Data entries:
• • • •

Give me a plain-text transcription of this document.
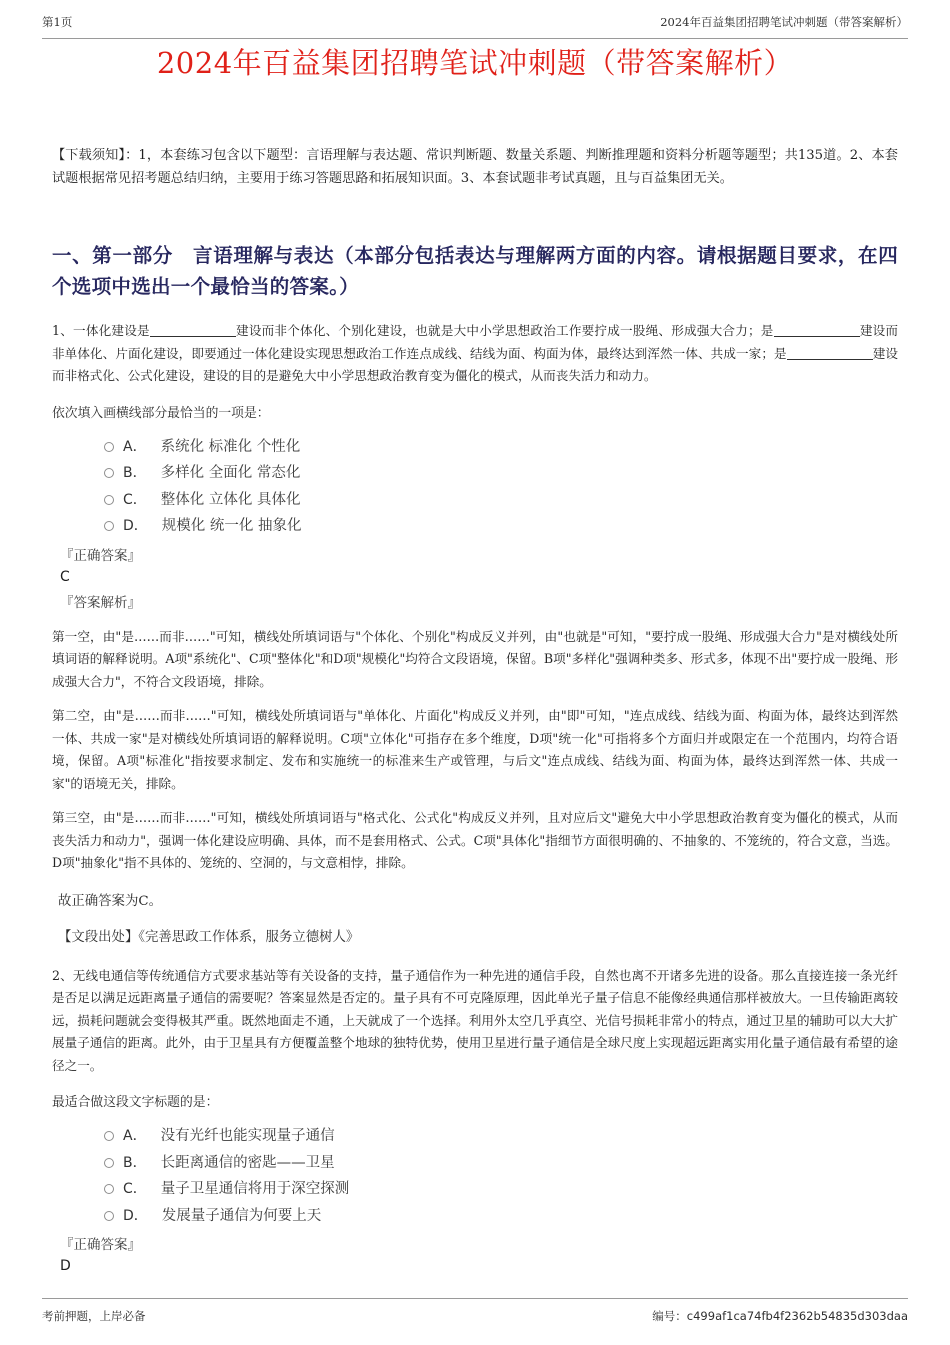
第1页	2024年百益集团招聘笔试冲刺题（带答案解析）
2024年百益集团招聘笔试冲刺题（带答案解析）

【下载须知】：1，本套练习包含以下题型：言语理解与表达题、常识判断题、数量关系题、判断推理题和资料分析题等题型；共135道。2、本套试题根据常见招考题总结归纳，主要用于练习答题思路和拓展知识面。3、本套试题非考试真题，且与百益集团无关。

一、第一部分　言语理解与表达（本部分包括表达与理解两方面的内容。请根据题目要求，在四个选项中选出一个最恰当的答案。）

1、一体化建设是	建设而非个体化、个别化建设，也就是大中小学思想政治工作要拧成一股绳、形成强大合力；是	建设而非单体化、片面化建设，即要通过一体化建设实现思想政治工作连点成线、结线为面、构面为体，最终达到浑然一体、共成一家；是	建设而非格式化、公式化建设，建设的目的是避免大中小学思想政治教育变为僵化的模式，从而丧失活力和动力。

依次填入画横线部分最恰当的一项是：

A． 系统化 标准化 个性化
B． 多样化 全面化 常态化
C． 整体化 立体化 具体化
D． 规模化 统一化 抽象化

『正确答案』

C

『答案解析』

第一空，由"是……而非……"可知，横线处所填词语与"个体化、个别化"构成反义并列，由"也就是"可知，"要拧成一股绳、形成强大合力"是对横线处所填词语的解释说明。A项"系统化"、C项"整体化"和D项"规模化"均符合文段语境，保留。B项"多样化"强调种类多、形式多，体现不出"要拧成一股绳、形成强大合力"，不符合文段语境，排除。

第二空，由"是……而非……"可知，横线处所填词语与"单体化、片面化"构成反义并列，由"即"可知，"连点成线、结线为面、构面为体，最终达到浑然一体、共成一家"是对横线处所填词语的解释说明。C项"立体化"可指存在多个维度，D项"统一化"可指将多个方面归并或限定在一个范围内，均符合语境，保留。A项"标准化"指按要求制定、发布和实施统一的标准来生产或管理，与后文"连点成线、结线为面、构面为体，最终达到浑然一体、共成一家"的语境无关，排除。

第三空，由"是……而非……"可知，横线处所填词语与"格式化、公式化"构成反义并列，且对应后文"避免大中小学思想政治教育变为僵化的模式，从而丧失活力和动力"，强调一体化建设应明确、具体，而不是套用格式、公式。C项"具体化"指细节方面很明确的、不抽象的、不笼统的，符合文意，当选。D项"抽象化"指不具体的、笼统的、空洞的，与文意相悖，排除。

故正确答案为C。

【文段出处】《完善思政工作体系，服务立德树人》

2、无线电通信等传统通信方式要求基站等有关设备的支持，量子通信作为一种先进的通信手段，自然也离不开诸多先进的设备。那么直接连接一条光纤是否足以满足远距离量子通信的需要呢？答案显然是否定的。量子具有不可克隆原理，因此单光子量子信息不能像经典通信那样被放大。一旦传输距离较远，损耗问题就会变得极其严重。既然地面走不通，上天就成了一个选择。利用外太空几乎真空、光信号损耗非常小的特点，通过卫星的辅助可以大大扩展量子通信的距离。此外，由于卫星具有方便覆盖整个地球的独特优势，使用卫星进行量子通信是全球尺度上实现超远距离实用化量子通信最有希望的途径之一。

最适合做这段文字标题的是：

A． 没有光纤也能实现量子通信
B． 长距离通信的密匙——卫星
C． 量子卫星通信将用于深空探测
D． 发展量子通信为何要上天

『正确答案』

D

考前押题，上岸必备	编号：c499af1ca74fb4f2362b54835d303daa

• • • •

Given exercise: Scan the material above. Copy each line where "带答案解析" occurs.

Response for this exercise:
第1页	2024年百益集团招聘笔试冲刺题（带答案解析）
2024年百益集团招聘笔试冲刺题（带答案解析）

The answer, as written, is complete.